§ Instructions for the task: From the entries below, report how many lines contain the string "title". Give only that number.

§ Data shown:
+ + + +

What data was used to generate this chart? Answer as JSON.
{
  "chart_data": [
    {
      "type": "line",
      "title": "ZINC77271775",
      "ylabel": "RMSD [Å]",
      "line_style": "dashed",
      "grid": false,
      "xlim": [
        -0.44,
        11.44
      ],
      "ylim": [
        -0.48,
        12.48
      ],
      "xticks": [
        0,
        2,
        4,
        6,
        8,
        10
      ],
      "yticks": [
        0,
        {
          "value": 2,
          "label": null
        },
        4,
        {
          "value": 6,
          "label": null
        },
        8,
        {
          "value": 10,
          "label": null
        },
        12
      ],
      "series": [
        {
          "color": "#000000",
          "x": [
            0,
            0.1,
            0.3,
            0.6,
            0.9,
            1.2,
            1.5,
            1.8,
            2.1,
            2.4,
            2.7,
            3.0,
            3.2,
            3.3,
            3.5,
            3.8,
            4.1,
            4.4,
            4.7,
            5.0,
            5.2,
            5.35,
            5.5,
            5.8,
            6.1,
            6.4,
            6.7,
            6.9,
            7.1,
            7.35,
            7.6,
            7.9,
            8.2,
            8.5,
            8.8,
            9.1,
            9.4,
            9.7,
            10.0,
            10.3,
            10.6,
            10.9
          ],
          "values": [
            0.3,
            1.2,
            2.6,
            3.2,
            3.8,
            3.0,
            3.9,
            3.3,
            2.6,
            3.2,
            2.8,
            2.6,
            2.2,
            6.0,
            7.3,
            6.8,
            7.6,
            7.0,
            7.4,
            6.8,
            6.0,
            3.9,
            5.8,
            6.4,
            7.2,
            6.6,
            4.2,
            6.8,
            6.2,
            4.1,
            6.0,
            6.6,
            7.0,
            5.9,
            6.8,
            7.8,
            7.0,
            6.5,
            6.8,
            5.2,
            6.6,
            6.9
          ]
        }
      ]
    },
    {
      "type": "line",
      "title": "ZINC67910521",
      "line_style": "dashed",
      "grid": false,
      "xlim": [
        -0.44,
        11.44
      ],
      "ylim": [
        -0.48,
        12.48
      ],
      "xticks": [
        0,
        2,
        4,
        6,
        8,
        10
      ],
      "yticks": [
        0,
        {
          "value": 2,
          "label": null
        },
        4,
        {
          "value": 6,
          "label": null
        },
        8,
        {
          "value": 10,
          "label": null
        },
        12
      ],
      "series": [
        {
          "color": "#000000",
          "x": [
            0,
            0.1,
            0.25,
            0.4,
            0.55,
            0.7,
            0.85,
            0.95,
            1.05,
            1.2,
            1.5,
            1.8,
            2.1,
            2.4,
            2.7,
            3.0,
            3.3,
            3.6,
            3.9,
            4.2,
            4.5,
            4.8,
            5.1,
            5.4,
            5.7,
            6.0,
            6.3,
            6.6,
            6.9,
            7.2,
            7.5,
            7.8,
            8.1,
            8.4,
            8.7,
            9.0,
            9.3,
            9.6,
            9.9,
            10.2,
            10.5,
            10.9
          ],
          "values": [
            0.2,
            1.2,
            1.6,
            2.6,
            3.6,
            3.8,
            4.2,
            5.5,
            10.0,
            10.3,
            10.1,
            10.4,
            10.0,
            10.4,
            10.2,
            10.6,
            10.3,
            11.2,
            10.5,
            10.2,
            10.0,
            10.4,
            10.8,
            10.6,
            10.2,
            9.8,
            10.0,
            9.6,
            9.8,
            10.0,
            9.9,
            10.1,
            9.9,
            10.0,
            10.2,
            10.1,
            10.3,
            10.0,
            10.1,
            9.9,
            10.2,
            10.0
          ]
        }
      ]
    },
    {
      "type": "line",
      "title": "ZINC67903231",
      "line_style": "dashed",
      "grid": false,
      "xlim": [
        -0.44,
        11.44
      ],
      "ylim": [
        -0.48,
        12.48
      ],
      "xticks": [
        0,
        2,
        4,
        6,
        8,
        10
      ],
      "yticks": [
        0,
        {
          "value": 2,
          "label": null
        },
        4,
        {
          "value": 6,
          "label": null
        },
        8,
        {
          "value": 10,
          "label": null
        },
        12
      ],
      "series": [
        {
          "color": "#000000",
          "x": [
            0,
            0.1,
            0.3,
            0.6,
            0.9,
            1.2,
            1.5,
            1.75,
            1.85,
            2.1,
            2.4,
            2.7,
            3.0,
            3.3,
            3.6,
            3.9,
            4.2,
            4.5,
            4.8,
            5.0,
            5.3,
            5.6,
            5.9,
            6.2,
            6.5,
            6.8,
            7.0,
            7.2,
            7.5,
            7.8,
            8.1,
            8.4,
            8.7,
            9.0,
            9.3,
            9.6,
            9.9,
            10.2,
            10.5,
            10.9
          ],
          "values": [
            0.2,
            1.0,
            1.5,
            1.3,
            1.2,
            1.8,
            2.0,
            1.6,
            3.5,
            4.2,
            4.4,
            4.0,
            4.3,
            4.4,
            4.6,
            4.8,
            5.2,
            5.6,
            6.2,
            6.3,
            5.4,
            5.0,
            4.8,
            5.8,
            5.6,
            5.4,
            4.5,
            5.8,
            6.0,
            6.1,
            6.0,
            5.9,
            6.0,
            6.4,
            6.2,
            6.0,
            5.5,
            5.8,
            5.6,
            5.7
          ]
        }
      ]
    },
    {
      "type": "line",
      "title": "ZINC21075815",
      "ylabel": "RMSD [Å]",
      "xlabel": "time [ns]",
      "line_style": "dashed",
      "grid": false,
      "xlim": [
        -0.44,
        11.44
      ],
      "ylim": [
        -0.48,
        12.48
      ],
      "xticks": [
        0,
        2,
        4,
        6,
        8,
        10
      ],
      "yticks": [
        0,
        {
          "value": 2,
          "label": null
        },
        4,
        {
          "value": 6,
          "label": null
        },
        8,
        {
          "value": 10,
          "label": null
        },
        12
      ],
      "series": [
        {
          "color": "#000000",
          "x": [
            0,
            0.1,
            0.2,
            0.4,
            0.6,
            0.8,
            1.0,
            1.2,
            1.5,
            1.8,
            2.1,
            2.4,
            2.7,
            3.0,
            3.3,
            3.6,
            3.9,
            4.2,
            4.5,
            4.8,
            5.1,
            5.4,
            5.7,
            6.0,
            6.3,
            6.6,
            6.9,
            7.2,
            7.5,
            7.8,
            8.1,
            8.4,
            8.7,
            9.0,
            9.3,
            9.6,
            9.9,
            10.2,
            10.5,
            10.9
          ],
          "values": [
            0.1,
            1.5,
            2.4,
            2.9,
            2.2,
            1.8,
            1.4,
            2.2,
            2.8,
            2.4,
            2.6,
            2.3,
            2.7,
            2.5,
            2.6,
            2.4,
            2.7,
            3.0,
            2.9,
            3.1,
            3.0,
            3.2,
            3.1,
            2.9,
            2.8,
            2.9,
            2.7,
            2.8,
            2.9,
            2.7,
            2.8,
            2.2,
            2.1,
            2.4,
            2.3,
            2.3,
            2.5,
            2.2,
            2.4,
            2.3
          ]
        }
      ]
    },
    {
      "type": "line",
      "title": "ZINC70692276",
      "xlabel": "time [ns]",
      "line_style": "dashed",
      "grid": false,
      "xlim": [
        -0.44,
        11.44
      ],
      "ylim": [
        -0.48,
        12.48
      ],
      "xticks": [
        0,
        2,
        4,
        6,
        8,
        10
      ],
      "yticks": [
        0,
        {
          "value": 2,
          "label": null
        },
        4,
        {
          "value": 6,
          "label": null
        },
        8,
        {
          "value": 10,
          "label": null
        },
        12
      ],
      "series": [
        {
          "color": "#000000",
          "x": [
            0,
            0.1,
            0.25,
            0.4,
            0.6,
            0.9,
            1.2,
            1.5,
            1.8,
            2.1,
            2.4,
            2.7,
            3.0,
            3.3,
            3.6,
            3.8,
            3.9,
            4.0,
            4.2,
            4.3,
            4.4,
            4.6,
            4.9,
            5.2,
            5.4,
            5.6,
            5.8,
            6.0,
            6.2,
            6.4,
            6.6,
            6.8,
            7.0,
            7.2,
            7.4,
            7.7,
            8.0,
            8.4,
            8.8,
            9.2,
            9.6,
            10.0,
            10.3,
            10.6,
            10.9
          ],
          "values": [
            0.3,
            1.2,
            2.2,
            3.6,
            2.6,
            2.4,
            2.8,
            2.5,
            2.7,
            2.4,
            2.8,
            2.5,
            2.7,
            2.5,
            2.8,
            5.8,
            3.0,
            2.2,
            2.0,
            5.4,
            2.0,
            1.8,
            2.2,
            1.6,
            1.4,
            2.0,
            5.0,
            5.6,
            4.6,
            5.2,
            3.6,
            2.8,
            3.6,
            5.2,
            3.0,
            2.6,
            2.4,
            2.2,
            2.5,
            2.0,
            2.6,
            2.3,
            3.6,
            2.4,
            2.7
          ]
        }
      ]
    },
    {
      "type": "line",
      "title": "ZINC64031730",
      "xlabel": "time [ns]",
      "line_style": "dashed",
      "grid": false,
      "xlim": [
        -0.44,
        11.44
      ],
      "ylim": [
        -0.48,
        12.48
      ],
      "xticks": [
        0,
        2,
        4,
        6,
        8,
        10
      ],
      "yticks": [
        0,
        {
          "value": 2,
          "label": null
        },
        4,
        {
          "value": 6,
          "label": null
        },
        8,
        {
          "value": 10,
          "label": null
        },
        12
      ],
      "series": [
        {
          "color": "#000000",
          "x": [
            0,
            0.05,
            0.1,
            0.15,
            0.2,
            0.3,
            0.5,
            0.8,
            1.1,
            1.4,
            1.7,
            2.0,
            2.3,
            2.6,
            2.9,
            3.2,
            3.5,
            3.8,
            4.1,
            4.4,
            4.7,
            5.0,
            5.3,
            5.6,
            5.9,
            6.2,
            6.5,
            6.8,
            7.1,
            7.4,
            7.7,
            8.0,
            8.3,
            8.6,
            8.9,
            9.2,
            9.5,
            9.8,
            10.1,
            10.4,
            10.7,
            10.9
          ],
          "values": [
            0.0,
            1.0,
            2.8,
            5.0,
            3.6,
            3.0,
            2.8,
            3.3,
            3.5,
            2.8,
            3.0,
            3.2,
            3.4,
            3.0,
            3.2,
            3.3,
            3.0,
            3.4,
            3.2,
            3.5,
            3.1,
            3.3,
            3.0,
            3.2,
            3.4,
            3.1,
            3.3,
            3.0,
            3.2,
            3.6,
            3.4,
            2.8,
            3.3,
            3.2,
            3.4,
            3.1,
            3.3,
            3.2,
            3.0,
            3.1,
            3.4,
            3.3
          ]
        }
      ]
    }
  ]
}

+ + + +

§ Solution for this exercise: 6